▶ _Description of the task_
Look below and pull out each line with the word "color".

[Records from a data source]

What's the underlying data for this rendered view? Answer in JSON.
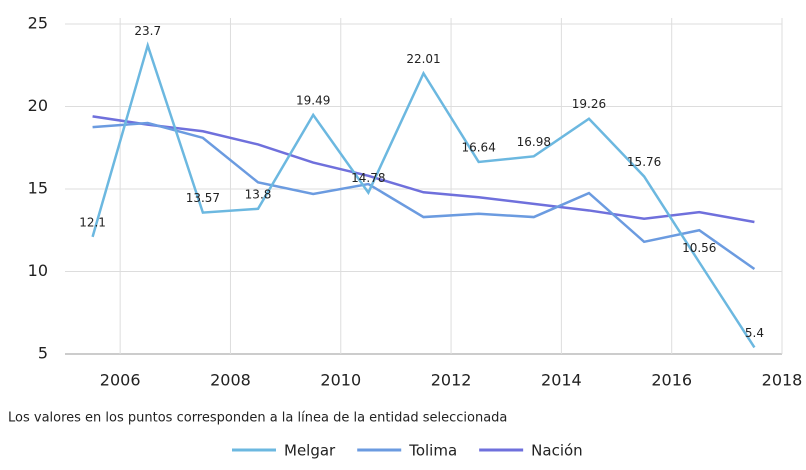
{
  "chart_data": {
    "type": "line",
    "x": [
      2005.5,
      2006.5,
      2007.5,
      2008.5,
      2009.5,
      2010.5,
      2011.5,
      2012.5,
      2013.5,
      2014.5,
      2015.5,
      2016.5,
      2017.5
    ],
    "series": [
      {
        "name": "Melgar",
        "color": "#6cb8e0",
        "values": [
          12.1,
          23.7,
          13.57,
          13.8,
          19.49,
          14.78,
          22.01,
          16.64,
          16.98,
          19.26,
          15.76,
          10.56,
          5.4
        ]
      },
      {
        "name": "Tolima",
        "color": "#6b9be0",
        "values": [
          18.75,
          19.0,
          18.1,
          15.4,
          14.7,
          15.3,
          13.3,
          13.5,
          13.3,
          14.75,
          11.8,
          12.5,
          10.15
        ]
      },
      {
        "name": "Nación",
        "color": "#6f70dc",
        "values": [
          19.4,
          18.9,
          18.5,
          17.7,
          16.6,
          15.8,
          14.8,
          14.5,
          14.1,
          13.7,
          13.2,
          13.6,
          13.0
        ]
      }
    ],
    "xlim": [
      2005,
      2018
    ],
    "xticks": [
      2006,
      2008,
      2010,
      2012,
      2014,
      2016,
      2018
    ],
    "ylim": [
      5,
      25
    ],
    "yticks": [
      5,
      10,
      15,
      20,
      25
    ],
    "grid": true,
    "annotation": "Los valores en los puntos corresponden a la línea de la entidad seleccionada",
    "legend": "bottom"
  }
}
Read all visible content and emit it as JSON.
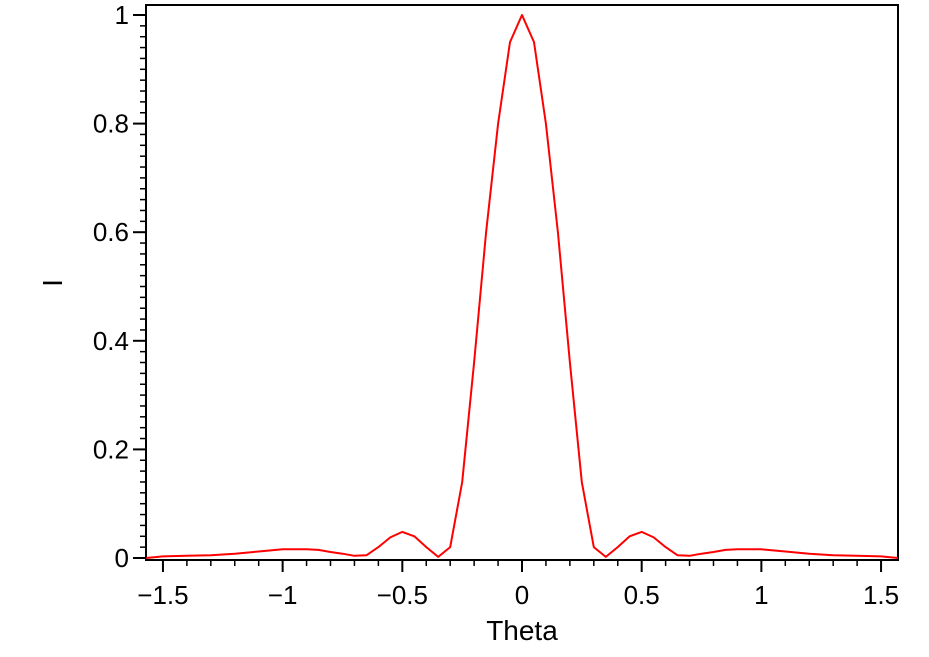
{
  "chart_data": {
    "type": "line",
    "title": "",
    "xlabel": "Theta",
    "ylabel": "I",
    "xlim": [
      -1.5708,
      1.5708
    ],
    "ylim": [
      0,
      1
    ],
    "grid": false,
    "legend": "none",
    "x_ticks": [
      -1.5,
      -1,
      -0.5,
      0,
      0.5,
      1,
      1.5
    ],
    "x_tick_labels": [
      "−1.5",
      "−1",
      "−0.5",
      "0",
      "0.5",
      "1",
      "1.5"
    ],
    "y_ticks": [
      0,
      0.2,
      0.4,
      0.6,
      0.8,
      1
    ],
    "y_tick_labels": [
      "0",
      "0.2",
      "0.4",
      "0.6",
      "0.8",
      "1"
    ],
    "series": [
      {
        "color": "#ff0000",
        "x": [
          -1.57,
          -1.5,
          -1.4,
          -1.3,
          -1.2,
          -1.1,
          -1.0,
          -0.95,
          -0.9,
          -0.85,
          -0.8,
          -0.75,
          -0.7,
          -0.65,
          -0.6,
          -0.55,
          -0.5,
          -0.45,
          -0.4,
          -0.35,
          -0.3,
          -0.25,
          -0.2,
          -0.15,
          -0.1,
          -0.05,
          0.0,
          0.05,
          0.1,
          0.15,
          0.2,
          0.25,
          0.3,
          0.35,
          0.4,
          0.45,
          0.5,
          0.55,
          0.6,
          0.65,
          0.7,
          0.75,
          0.8,
          0.85,
          0.9,
          0.95,
          1.0,
          1.1,
          1.2,
          1.3,
          1.4,
          1.5,
          1.57
        ],
        "values": [
          0.0,
          0.003,
          0.004,
          0.005,
          0.008,
          0.012,
          0.016,
          0.016,
          0.016,
          0.015,
          0.011,
          0.008,
          0.004,
          0.005,
          0.02,
          0.038,
          0.048,
          0.04,
          0.02,
          0.002,
          0.02,
          0.14,
          0.36,
          0.6,
          0.8,
          0.95,
          1.0,
          0.95,
          0.8,
          0.6,
          0.36,
          0.14,
          0.02,
          0.002,
          0.02,
          0.04,
          0.048,
          0.038,
          0.02,
          0.005,
          0.004,
          0.008,
          0.011,
          0.015,
          0.016,
          0.016,
          0.016,
          0.012,
          0.008,
          0.005,
          0.004,
          0.003,
          0.0
        ]
      }
    ]
  }
}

▶ _Written answer_
        "color": "#6cb8e0",
        "color": "#6b9be0",
        "color": "#6f70dc",
        "color": "#ff0000",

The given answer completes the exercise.